Quote every line as given.

### Data for the task ###

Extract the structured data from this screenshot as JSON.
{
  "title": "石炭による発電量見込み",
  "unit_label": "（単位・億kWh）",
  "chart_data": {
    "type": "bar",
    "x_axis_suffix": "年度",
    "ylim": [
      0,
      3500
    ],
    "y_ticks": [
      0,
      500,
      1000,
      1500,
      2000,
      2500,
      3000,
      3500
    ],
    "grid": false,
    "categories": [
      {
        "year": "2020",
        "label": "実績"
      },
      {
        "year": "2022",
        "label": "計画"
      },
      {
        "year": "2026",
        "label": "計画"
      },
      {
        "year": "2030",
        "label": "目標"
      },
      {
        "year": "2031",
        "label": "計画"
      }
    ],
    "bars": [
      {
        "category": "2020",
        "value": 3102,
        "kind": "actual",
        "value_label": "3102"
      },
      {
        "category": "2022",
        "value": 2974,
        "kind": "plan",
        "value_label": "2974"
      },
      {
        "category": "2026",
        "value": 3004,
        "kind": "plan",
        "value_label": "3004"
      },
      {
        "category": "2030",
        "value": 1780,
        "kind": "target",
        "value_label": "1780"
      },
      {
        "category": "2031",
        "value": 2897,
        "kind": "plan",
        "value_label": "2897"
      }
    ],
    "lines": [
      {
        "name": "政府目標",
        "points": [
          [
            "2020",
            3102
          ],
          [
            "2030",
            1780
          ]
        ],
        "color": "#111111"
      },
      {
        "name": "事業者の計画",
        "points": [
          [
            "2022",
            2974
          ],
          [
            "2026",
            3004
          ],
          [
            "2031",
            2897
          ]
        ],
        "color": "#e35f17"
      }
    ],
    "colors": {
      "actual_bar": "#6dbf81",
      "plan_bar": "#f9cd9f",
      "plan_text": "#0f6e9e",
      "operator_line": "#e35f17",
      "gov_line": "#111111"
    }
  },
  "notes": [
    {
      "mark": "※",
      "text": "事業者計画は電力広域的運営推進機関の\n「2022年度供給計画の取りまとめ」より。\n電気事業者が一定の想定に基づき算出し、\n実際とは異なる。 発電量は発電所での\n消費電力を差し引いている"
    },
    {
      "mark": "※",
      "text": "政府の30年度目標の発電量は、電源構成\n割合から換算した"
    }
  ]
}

###

Response to this task |
Extract the structured data from this screenshot as JSON.
{
  "title": "石炭による発電量見込み",
  "unit_label": "（単位・億kWh）",
  "chart_data": {
    "type": "bar",
    "x_axis_suffix": "年度",
    "ylim": [
      0,
      3500
    ],
    "y_ticks": [
      0,
      500,
      1000,
      1500,
      2000,
      2500,
      3000,
      3500
    ],
    "grid": false,
    "categories": [
      {
        "year": "2020",
        "label": "実績"
      },
      {
        "year": "2022",
        "label": "計画"
      },
      {
        "year": "2026",
        "label": "計画"
      },
      {
        "year": "2030",
        "label": "目標"
      },
      {
        "year": "2031",
        "label": "計画"
      }
    ],
    "bars": [
      {
        "category": "2020",
        "value": 3102,
        "kind": "actual",
        "value_label": "3102"
      },
      {
        "category": "2022",
        "value": 2974,
        "kind": "plan",
        "value_label": "2974"
      },
      {
        "category": "2026",
        "value": 3004,
        "kind": "plan",
        "value_label": "3004"
      },
      {
        "category": "2030",
        "value": 1780,
        "kind": "target",
        "value_label": "1780"
      },
      {
        "category": "2031",
        "value": 2897,
        "kind": "plan",
        "value_label": "2897"
      }
    ],
    "lines": [
      {
        "name": "政府目標",
        "points": [
          [
            "2020",
            3102
          ],
          [
            "2030",
            1780
          ]
        ],
        "color": "#111111"
      },
      {
        "name": "事業者の計画",
        "points": [
          [
            "2022",
            2974
          ],
          [
            "2026",
            3004
          ],
          [
            "2031",
            2897
          ]
        ],
        "color": "#e35f17"
      }
    ],
    "colors": {
      "actual_bar": "#6dbf81",
      "plan_bar": "#f9cd9f",
      "plan_text": "#0f6e9e",
      "operator_line": "#e35f17",
      "gov_line": "#111111"
    }
  },
  "notes": [
    {
      "mark": "※",
      "text": "事業者計画は電力広域的運営推進機関の\n「2022年度供給計画の取りまとめ」より。\n電気事業者が一定の想定に基づき算出し、\n実際とは異なる。 発電量は発電所での\n消費電力を差し引いている"
    },
    {
      "mark": "※",
      "text": "政府の30年度目標の発電量は、電源構成\n割合から換算した"
    }
  ]
}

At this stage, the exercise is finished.